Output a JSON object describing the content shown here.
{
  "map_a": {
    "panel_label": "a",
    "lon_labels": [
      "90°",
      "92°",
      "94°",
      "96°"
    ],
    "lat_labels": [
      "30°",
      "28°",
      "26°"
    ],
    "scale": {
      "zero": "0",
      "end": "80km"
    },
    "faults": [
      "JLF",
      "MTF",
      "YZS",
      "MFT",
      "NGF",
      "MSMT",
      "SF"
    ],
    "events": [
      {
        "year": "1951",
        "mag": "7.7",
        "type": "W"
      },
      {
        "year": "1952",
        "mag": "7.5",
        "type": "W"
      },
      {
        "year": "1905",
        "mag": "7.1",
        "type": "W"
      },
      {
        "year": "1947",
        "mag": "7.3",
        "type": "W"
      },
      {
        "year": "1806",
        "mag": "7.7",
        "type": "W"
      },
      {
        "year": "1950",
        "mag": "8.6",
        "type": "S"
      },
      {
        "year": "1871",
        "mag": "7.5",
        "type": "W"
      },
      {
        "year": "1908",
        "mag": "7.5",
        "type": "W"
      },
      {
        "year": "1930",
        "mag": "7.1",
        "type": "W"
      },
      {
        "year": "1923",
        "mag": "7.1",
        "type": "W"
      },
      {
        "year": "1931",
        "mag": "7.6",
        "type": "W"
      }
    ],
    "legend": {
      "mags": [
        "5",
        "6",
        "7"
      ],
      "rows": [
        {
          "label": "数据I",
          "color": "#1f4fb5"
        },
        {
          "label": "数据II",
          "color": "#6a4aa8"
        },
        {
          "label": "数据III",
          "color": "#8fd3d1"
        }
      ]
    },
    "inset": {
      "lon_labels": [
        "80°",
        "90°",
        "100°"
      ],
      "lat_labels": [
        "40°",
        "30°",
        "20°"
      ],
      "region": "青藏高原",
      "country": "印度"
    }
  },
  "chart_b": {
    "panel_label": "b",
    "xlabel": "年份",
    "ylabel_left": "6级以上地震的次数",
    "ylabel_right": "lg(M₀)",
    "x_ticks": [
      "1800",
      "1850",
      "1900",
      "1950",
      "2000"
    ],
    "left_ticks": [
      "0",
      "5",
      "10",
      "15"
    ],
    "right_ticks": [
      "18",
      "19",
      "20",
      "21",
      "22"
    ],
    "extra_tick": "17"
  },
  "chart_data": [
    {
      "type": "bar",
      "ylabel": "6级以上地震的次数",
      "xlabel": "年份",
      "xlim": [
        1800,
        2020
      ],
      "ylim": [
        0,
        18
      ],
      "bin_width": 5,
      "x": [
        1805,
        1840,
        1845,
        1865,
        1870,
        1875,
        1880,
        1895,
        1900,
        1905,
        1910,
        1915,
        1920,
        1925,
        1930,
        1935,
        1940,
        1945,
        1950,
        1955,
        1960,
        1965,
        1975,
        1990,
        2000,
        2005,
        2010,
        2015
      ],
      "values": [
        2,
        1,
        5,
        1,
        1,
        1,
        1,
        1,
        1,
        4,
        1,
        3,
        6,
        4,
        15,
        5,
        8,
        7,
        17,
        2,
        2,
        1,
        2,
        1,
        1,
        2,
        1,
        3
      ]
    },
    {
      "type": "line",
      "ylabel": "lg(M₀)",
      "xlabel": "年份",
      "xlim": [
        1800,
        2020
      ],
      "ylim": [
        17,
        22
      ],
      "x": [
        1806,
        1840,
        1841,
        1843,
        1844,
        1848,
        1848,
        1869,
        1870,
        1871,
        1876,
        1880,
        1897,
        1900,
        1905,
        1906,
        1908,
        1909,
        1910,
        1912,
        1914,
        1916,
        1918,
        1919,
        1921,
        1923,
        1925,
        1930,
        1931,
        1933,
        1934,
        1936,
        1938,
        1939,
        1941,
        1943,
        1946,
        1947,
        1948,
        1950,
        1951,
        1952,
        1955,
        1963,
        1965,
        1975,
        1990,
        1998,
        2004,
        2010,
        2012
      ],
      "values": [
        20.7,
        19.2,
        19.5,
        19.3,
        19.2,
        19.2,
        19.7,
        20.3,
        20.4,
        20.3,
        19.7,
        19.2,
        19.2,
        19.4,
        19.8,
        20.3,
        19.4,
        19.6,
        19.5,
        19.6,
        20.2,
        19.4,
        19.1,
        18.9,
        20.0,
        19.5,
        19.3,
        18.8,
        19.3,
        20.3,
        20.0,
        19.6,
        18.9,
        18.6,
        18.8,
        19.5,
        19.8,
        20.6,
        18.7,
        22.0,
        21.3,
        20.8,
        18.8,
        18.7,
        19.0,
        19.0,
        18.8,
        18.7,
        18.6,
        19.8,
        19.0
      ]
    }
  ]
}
----
# EXERCISE DIRECTIONS
Set down each entry again, unchanged.

# SOLUTION FOR THIS EXERCISE
Output a JSON object describing the content shown here.
{
  "map_a": {
    "panel_label": "a",
    "lon_labels": [
      "90°",
      "92°",
      "94°",
      "96°"
    ],
    "lat_labels": [
      "30°",
      "28°",
      "26°"
    ],
    "scale": {
      "zero": "0",
      "end": "80km"
    },
    "faults": [
      "JLF",
      "MTF",
      "YZS",
      "MFT",
      "NGF",
      "MSMT",
      "SF"
    ],
    "events": [
      {
        "year": "1951",
        "mag": "7.7",
        "type": "W"
      },
      {
        "year": "1952",
        "mag": "7.5",
        "type": "W"
      },
      {
        "year": "1905",
        "mag": "7.1",
        "type": "W"
      },
      {
        "year": "1947",
        "mag": "7.3",
        "type": "W"
      },
      {
        "year": "1806",
        "mag": "7.7",
        "type": "W"
      },
      {
        "year": "1950",
        "mag": "8.6",
        "type": "S"
      },
      {
        "year": "1871",
        "mag": "7.5",
        "type": "W"
      },
      {
        "year": "1908",
        "mag": "7.5",
        "type": "W"
      },
      {
        "year": "1930",
        "mag": "7.1",
        "type": "W"
      },
      {
        "year": "1923",
        "mag": "7.1",
        "type": "W"
      },
      {
        "year": "1931",
        "mag": "7.6",
        "type": "W"
      }
    ],
    "legend": {
      "mags": [
        "5",
        "6",
        "7"
      ],
      "rows": [
        {
          "label": "数据I",
          "color": "#1f4fb5"
        },
        {
          "label": "数据II",
          "color": "#6a4aa8"
        },
        {
          "label": "数据III",
          "color": "#8fd3d1"
        }
      ]
    },
    "inset": {
      "lon_labels": [
        "80°",
        "90°",
        "100°"
      ],
      "lat_labels": [
        "40°",
        "30°",
        "20°"
      ],
      "region": "青藏高原",
      "country": "印度"
    }
  },
  "chart_b": {
    "panel_label": "b",
    "xlabel": "年份",
    "ylabel_left": "6级以上地震的次数",
    "ylabel_right": "lg(M₀)",
    "x_ticks": [
      "1800",
      "1850",
      "1900",
      "1950",
      "2000"
    ],
    "left_ticks": [
      "0",
      "5",
      "10",
      "15"
    ],
    "right_ticks": [
      "18",
      "19",
      "20",
      "21",
      "22"
    ],
    "extra_tick": "17"
  },
  "chart_data": [
    {
      "type": "bar",
      "ylabel": "6级以上地震的次数",
      "xlabel": "年份",
      "xlim": [
        1800,
        2020
      ],
      "ylim": [
        0,
        18
      ],
      "bin_width": 5,
      "x": [
        1805,
        1840,
        1845,
        1865,
        1870,
        1875,
        1880,
        1895,
        1900,
        1905,
        1910,
        1915,
        1920,
        1925,
        1930,
        1935,
        1940,
        1945,
        1950,
        1955,
        1960,
        1965,
        1975,
        1990,
        2000,
        2005,
        2010,
        2015
      ],
      "values": [
        2,
        1,
        5,
        1,
        1,
        1,
        1,
        1,
        1,
        4,
        1,
        3,
        6,
        4,
        15,
        5,
        8,
        7,
        17,
        2,
        2,
        1,
        2,
        1,
        1,
        2,
        1,
        3
      ]
    },
    {
      "type": "line",
      "ylabel": "lg(M₀)",
      "xlabel": "年份",
      "xlim": [
        1800,
        2020
      ],
      "ylim": [
        17,
        22
      ],
      "x": [
        1806,
        1840,
        1841,
        1843,
        1844,
        1848,
        1848,
        1869,
        1870,
        1871,
        1876,
        1880,
        1897,
        1900,
        1905,
        1906,
        1908,
        1909,
        1910,
        1912,
        1914,
        1916,
        1918,
        1919,
        1921,
        1923,
        1925,
        1930,
        1931,
        1933,
        1934,
        1936,
        1938,
        1939,
        1941,
        1943,
        1946,
        1947,
        1948,
        1950,
        1951,
        1952,
        1955,
        1963,
        1965,
        1975,
        1990,
        1998,
        2004,
        2010,
        2012
      ],
      "values": [
        20.7,
        19.2,
        19.5,
        19.3,
        19.2,
        19.2,
        19.7,
        20.3,
        20.4,
        20.3,
        19.7,
        19.2,
        19.2,
        19.4,
        19.8,
        20.3,
        19.4,
        19.6,
        19.5,
        19.6,
        20.2,
        19.4,
        19.1,
        18.9,
        20.0,
        19.5,
        19.3,
        18.8,
        19.3,
        20.3,
        20.0,
        19.6,
        18.9,
        18.6,
        18.8,
        19.5,
        19.8,
        20.6,
        18.7,
        22.0,
        21.3,
        20.8,
        18.8,
        18.7,
        19.0,
        19.0,
        18.8,
        18.7,
        18.6,
        19.8,
        19.0
      ]
    }
  ]
}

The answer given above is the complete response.